[Stored records]

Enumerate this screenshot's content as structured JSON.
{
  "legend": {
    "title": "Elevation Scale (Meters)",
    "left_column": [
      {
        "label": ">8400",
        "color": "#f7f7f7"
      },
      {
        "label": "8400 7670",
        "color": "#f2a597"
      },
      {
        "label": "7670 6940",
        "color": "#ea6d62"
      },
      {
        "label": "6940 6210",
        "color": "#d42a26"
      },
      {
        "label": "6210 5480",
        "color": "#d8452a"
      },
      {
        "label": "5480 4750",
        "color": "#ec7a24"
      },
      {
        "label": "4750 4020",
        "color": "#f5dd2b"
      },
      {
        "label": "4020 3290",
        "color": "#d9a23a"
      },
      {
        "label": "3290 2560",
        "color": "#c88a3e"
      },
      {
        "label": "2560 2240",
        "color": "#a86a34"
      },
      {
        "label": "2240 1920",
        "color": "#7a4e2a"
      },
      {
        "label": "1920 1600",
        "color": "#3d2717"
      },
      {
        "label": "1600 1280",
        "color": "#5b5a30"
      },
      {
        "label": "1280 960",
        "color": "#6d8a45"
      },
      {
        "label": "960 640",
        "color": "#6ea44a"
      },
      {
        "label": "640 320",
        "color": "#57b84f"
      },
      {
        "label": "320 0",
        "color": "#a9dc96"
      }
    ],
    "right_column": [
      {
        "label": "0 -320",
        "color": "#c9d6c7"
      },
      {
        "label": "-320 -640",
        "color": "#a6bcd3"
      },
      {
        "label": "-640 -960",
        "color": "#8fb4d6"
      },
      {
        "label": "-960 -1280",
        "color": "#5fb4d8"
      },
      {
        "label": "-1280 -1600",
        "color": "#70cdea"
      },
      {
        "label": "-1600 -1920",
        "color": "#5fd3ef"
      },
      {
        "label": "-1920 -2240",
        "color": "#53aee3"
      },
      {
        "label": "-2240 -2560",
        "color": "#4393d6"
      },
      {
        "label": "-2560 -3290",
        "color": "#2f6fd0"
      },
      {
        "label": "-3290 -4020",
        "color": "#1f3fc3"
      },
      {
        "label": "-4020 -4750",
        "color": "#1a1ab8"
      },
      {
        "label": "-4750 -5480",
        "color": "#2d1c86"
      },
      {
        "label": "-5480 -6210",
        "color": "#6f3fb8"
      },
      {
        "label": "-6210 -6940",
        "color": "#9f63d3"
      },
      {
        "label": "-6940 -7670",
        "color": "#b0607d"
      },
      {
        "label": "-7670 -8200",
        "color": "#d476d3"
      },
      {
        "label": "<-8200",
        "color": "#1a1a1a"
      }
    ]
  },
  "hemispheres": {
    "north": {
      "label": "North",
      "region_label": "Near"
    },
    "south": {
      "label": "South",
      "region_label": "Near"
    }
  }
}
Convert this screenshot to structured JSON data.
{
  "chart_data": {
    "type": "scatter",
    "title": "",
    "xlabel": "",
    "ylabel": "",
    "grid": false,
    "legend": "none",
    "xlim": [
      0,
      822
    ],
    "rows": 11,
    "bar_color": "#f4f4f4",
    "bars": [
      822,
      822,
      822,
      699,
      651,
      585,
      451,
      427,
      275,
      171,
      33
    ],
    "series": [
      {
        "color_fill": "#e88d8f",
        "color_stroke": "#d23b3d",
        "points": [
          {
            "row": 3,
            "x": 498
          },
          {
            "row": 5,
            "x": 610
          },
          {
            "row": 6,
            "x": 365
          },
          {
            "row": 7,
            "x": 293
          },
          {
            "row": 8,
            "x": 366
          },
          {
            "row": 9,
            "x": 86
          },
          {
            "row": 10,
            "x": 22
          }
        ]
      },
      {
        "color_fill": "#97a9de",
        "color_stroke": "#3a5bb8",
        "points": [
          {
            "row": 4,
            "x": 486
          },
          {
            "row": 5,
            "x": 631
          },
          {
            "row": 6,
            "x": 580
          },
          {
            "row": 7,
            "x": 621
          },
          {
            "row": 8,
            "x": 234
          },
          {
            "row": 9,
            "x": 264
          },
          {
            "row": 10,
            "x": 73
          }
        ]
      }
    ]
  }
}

• WHAT YOU ARE ASKED TO DO: Restate all of the entries above precisely.

• PROBLEM SOLUTION:
Enumerate this screenshot's content as structured JSON.
{
  "legend": {
    "title": "Elevation Scale (Meters)",
    "left_column": [
      {
        "label": ">8400",
        "color": "#f7f7f7"
      },
      {
        "label": "8400 7670",
        "color": "#f2a597"
      },
      {
        "label": "7670 6940",
        "color": "#ea6d62"
      },
      {
        "label": "6940 6210",
        "color": "#d42a26"
      },
      {
        "label": "6210 5480",
        "color": "#d8452a"
      },
      {
        "label": "5480 4750",
        "color": "#ec7a24"
      },
      {
        "label": "4750 4020",
        "color": "#f5dd2b"
      },
      {
        "label": "4020 3290",
        "color": "#d9a23a"
      },
      {
        "label": "3290 2560",
        "color": "#c88a3e"
      },
      {
        "label": "2560 2240",
        "color": "#a86a34"
      },
      {
        "label": "2240 1920",
        "color": "#7a4e2a"
      },
      {
        "label": "1920 1600",
        "color": "#3d2717"
      },
      {
        "label": "1600 1280",
        "color": "#5b5a30"
      },
      {
        "label": "1280 960",
        "color": "#6d8a45"
      },
      {
        "label": "960 640",
        "color": "#6ea44a"
      },
      {
        "label": "640 320",
        "color": "#57b84f"
      },
      {
        "label": "320 0",
        "color": "#a9dc96"
      }
    ],
    "right_column": [
      {
        "label": "0 -320",
        "color": "#c9d6c7"
      },
      {
        "label": "-320 -640",
        "color": "#a6bcd3"
      },
      {
        "label": "-640 -960",
        "color": "#8fb4d6"
      },
      {
        "label": "-960 -1280",
        "color": "#5fb4d8"
      },
      {
        "label": "-1280 -1600",
        "color": "#70cdea"
      },
      {
        "label": "-1600 -1920",
        "color": "#5fd3ef"
      },
      {
        "label": "-1920 -2240",
        "color": "#53aee3"
      },
      {
        "label": "-2240 -2560",
        "color": "#4393d6"
      },
      {
        "label": "-2560 -3290",
        "color": "#2f6fd0"
      },
      {
        "label": "-3290 -4020",
        "color": "#1f3fc3"
      },
      {
        "label": "-4020 -4750",
        "color": "#1a1ab8"
      },
      {
        "label": "-4750 -5480",
        "color": "#2d1c86"
      },
      {
        "label": "-5480 -6210",
        "color": "#6f3fb8"
      },
      {
        "label": "-6210 -6940",
        "color": "#9f63d3"
      },
      {
        "label": "-6940 -7670",
        "color": "#b0607d"
      },
      {
        "label": "-7670 -8200",
        "color": "#d476d3"
      },
      {
        "label": "<-8200",
        "color": "#1a1a1a"
      }
    ]
  },
  "hemispheres": {
    "north": {
      "label": "North",
      "region_label": "Near"
    },
    "south": {
      "label": "South",
      "region_label": "Near"
    }
  }
}
Convert this screenshot to structured JSON data.
{
  "chart_data": {
    "type": "scatter",
    "title": "",
    "xlabel": "",
    "ylabel": "",
    "grid": false,
    "legend": "none",
    "xlim": [
      0,
      822
    ],
    "rows": 11,
    "bar_color": "#f4f4f4",
    "bars": [
      822,
      822,
      822,
      699,
      651,
      585,
      451,
      427,
      275,
      171,
      33
    ],
    "series": [
      {
        "color_fill": "#e88d8f",
        "color_stroke": "#d23b3d",
        "points": [
          {
            "row": 3,
            "x": 498
          },
          {
            "row": 5,
            "x": 610
          },
          {
            "row": 6,
            "x": 365
          },
          {
            "row": 7,
            "x": 293
          },
          {
            "row": 8,
            "x": 366
          },
          {
            "row": 9,
            "x": 86
          },
          {
            "row": 10,
            "x": 22
          }
        ]
      },
      {
        "color_fill": "#97a9de",
        "color_stroke": "#3a5bb8",
        "points": [
          {
            "row": 4,
            "x": 486
          },
          {
            "row": 5,
            "x": 631
          },
          {
            "row": 6,
            "x": 580
          },
          {
            "row": 7,
            "x": 621
          },
          {
            "row": 8,
            "x": 234
          },
          {
            "row": 9,
            "x": 264
          },
          {
            "row": 10,
            "x": 73
          }
        ]
      }
    ]
  }
}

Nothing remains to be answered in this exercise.